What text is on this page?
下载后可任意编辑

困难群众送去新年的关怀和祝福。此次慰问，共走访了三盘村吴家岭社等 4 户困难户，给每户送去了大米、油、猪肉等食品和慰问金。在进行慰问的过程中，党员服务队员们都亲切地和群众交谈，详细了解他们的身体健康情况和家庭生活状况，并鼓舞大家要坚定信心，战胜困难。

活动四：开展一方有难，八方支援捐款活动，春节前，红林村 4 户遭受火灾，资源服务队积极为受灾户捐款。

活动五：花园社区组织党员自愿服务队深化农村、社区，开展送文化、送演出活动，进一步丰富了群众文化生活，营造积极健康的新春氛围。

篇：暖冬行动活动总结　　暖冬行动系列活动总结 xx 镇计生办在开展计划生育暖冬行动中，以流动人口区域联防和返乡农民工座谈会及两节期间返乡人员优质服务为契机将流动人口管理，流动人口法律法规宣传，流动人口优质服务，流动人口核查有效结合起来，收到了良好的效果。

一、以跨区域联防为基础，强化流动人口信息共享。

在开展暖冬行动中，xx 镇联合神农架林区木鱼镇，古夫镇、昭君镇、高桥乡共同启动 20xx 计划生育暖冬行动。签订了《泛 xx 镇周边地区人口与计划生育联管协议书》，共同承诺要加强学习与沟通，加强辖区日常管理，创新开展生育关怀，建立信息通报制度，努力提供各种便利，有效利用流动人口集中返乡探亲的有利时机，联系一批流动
+===+
### What the task requires:
Copy the material above, line for line.

### Task output:
What text is on this page?
下载后可任意编辑

困难群众送去新年的关怀和祝福。此次慰问，共走访了三盘村吴家岭社等 4 户困难户，给每户送去了大米、油、猪肉等食品和慰问金。在进行慰问的过程中，党员服务队员们都亲切地和群众交谈，详细了解他们的身体健康情况和家庭生活状况，并鼓舞大家要坚定信心，战胜困难。

活动四：开展一方有难，八方支援捐款活动，春节前，红林村 4 户遭受火灾，资源服务队积极为受灾户捐款。

活动五：花园社区组织党员自愿服务队深化农村、社区，开展送文化、送演出活动，进一步丰富了群众文化生活，营造积极健康的新春氛围。

篇：暖冬行动活动总结　　暖冬行动系列活动总结 xx 镇计生办在开展计划生育暖冬行动中，以流动人口区域联防和返乡农民工座谈会及两节期间返乡人员优质服务为契机将流动人口管理，流动人口法律法规宣传，流动人口优质服务，流动人口核查有效结合起来，收到了良好的效果。

一、以跨区域联防为基础，强化流动人口信息共享。

在开展暖冬行动中，xx 镇联合神农架林区木鱼镇，古夫镇、昭君镇、高桥乡共同启动 20xx 计划生育暖冬行动。签订了《泛 xx 镇周边地区人口与计划生育联管协议书》，共同承诺要加强学习与沟通，加强辖区日常管理，创新开展生育关怀，建立信息通报制度，努力提供各种便利，有效利用流动人口集中返乡探亲的有利时机，联系一批流动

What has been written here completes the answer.